Given instruction:
Put every line of the records below into a Markdown table with two columns, Row and Line, numbering the rows in order and skipping blank lines. Leave the pictures out.

Records to process:
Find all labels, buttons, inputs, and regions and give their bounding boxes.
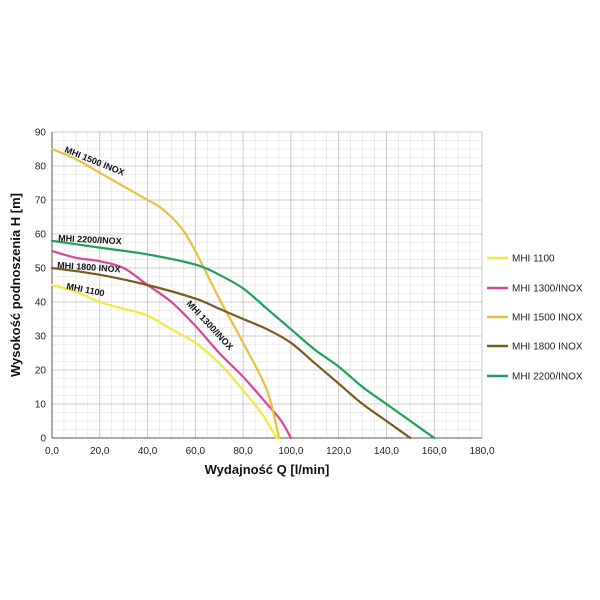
series-line-2: [50, 249, 292, 440]
x-tick-label: 60,0: [186, 446, 206, 457]
x-tick-label: 100,0: [278, 446, 303, 457]
legend-entry: MHI 1100: [512, 254, 555, 265]
series-line-1: [50, 283, 278, 440]
y-tick-label: 80: [35, 162, 47, 173]
x-axis-title: Wydajność Q [l/min]: [205, 462, 330, 477]
y-tick-label: 70: [35, 196, 47, 207]
series-line-4: [50, 266, 412, 440]
legend-entry: MHI 2200/INOX: [512, 372, 583, 383]
series-line-3: [50, 147, 281, 440]
legend: MHI 1100 MHI 1300/INOX MHI 1500 INOX MHI 18…: [487, 254, 583, 383]
x-tick-label: 20,0: [90, 446, 110, 457]
y-tick-label: 20: [35, 366, 47, 377]
x-tick-labels: 0,0 20,0 40,0 60,0 80,0 100,0 120,0 140,0 160,0 1…: [45, 446, 495, 457]
curve-label: MHI 2200/INOX: [58, 233, 122, 246]
x-tick-label: 120,0: [326, 446, 351, 457]
series-line-5: [50, 239, 436, 440]
y-tick-label: 10: [35, 400, 47, 411]
legend-entry: MHI 1800 INOX: [512, 342, 583, 353]
y-tick-label: 50: [35, 264, 47, 275]
x-tick-label: 80,0: [233, 446, 253, 457]
x-tick-label: 160,0: [422, 446, 447, 457]
curve-label: MHI 1500 INOX: [63, 145, 126, 178]
x-tick-label: 40,0: [138, 446, 158, 457]
y-tick-label: 40: [35, 298, 47, 309]
series-lines: [50, 147, 436, 440]
legend-entry: MHI 1500 INOX: [512, 313, 583, 324]
y-tick-labels: 0 10 20 30 40 50 60 70 80 90: [35, 128, 47, 445]
y-tick-label: 30: [35, 332, 47, 343]
y-tick-label: 60: [35, 230, 47, 241]
x-tick-label: 180,0: [469, 446, 494, 457]
legend-entry: MHI 1300/INOX: [512, 284, 583, 295]
y-tick-label: 90: [35, 128, 47, 139]
x-tick-label: 0,0: [45, 446, 59, 457]
y-axis-title: Wysokość podnoszenia H [m]: [8, 193, 23, 377]
y-tick-label: 0: [40, 434, 46, 445]
curve-label: MHI 1800 INOX: [57, 260, 121, 274]
x-tick-label: 140,0: [374, 446, 399, 457]
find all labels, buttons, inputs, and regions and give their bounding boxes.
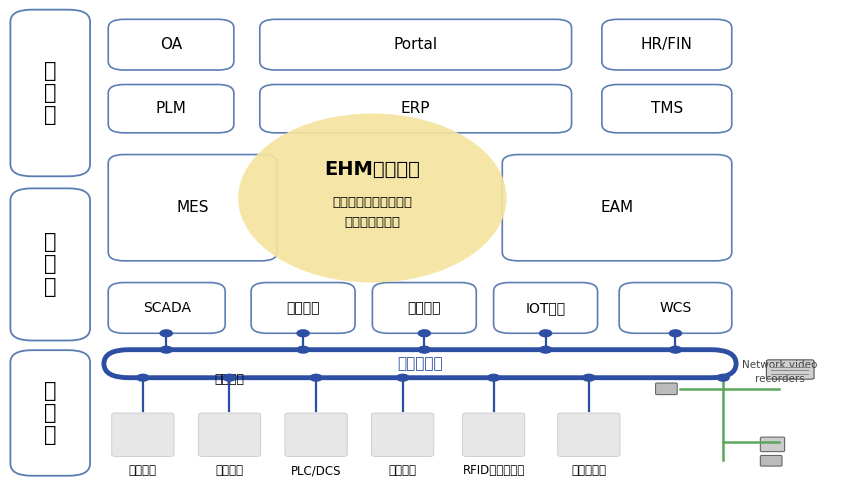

Response to the task:
| Row | Line |
|---|---|
| 1 | Find all labels, buttons, inputs, and regions and give their bounding boxes. |
| 2 | series-line-2: [50, 249, 292, 440] |
| 3 | x-tick-label: 60,0: [186, 446, 206, 457] |
| 4 | x-tick-label: 100,0: [278, 446, 303, 457] |
| 5 | legend-entry: MHI 1100: [512, 254, 555, 265] |
| 6 | series-line-1: [50, 283, 278, 440] |
| 7 | y-tick-label: 80: [35, 162, 47, 173] |
| 8 | x-axis-title: Wydajność Q [l/min]: [205, 462, 330, 477] |
| 9 | y-tick-label: 70: [35, 196, 47, 207] |
| 10 | series-line-4: [50, 266, 412, 440] |
| 11 | legend-entry: MHI 2200/INOX: [512, 372, 583, 383] |
| 12 | series-line-3: [50, 147, 281, 440] |
| 13 | legend: MHI 1100 MHI 1300/INOX MHI 1500 INOX MHI 18…: [487, 254, 583, 383] |
| 14 | x-tick-label: 20,0: [90, 446, 110, 457] |
| 15 | y-tick-label: 20: [35, 366, 47, 377] |
| 16 | x-tick-labels: 0,0 20,0 40,0 60,0 80,0 100,0 120,0 140,0 160,0 1…: [45, 446, 495, 457] |
| 17 | curve-label: MHI 2200/INOX: [58, 233, 122, 246] |
| 18 | x-tick-label: 120,0: [326, 446, 351, 457] |
| 19 | series-line-5: [50, 239, 436, 440] |
| 20 | y-tick-label: 10: [35, 400, 47, 411] |
| 21 | legend-entry: MHI 1800 INOX: [512, 342, 583, 353] |
| 22 | y-tick-label: 50: [35, 264, 47, 275] |
| 23 | x-tick-label: 80,0: [233, 446, 253, 457] |
| 24 | x-tick-label: 160,0: [422, 446, 447, 457] |
| 25 | curve-label: MHI 1500 INOX: [63, 145, 126, 178] |
| 26 | x-tick-label: 40,0: [138, 446, 158, 457] |
| 27 | y-tick-label: 40: [35, 298, 47, 309] |
| 28 | series-lines: [50, 147, 436, 440] |
| 29 | legend-entry: MHI 1500 INOX: [512, 313, 583, 324] |
| 30 | y-tick-labels: 0 10 20 30 40 50 60 70 80 90: [35, 128, 47, 445] |
| 31 | y-tick-label: 30: [35, 332, 47, 343] |
| 32 | y-tick-label: 60: [35, 230, 47, 241] |
| 33 | x-tick-label: 180,0: [469, 446, 494, 457] |
| 34 | legend-entry: MHI 1300/INOX: [512, 284, 583, 295] |
| 35 | y-tick-label: 90: [35, 128, 47, 139] |
| 36 | x-tick-label: 0,0: [45, 446, 59, 457] |
| 37 | y-axis-title: Wysokość podnoszenia H [m]: [8, 193, 23, 377] |
| 38 | y-tick-label: 0: [40, 434, 46, 445] |
| 39 | curve-label: MHI 1800 INOX: [57, 260, 121, 274] |
| 40 | x-tick-label: 140,0: [374, 446, 399, 457] |
| 41 | find all labels, buttons, inputs, and regions and give their bounding boxes. |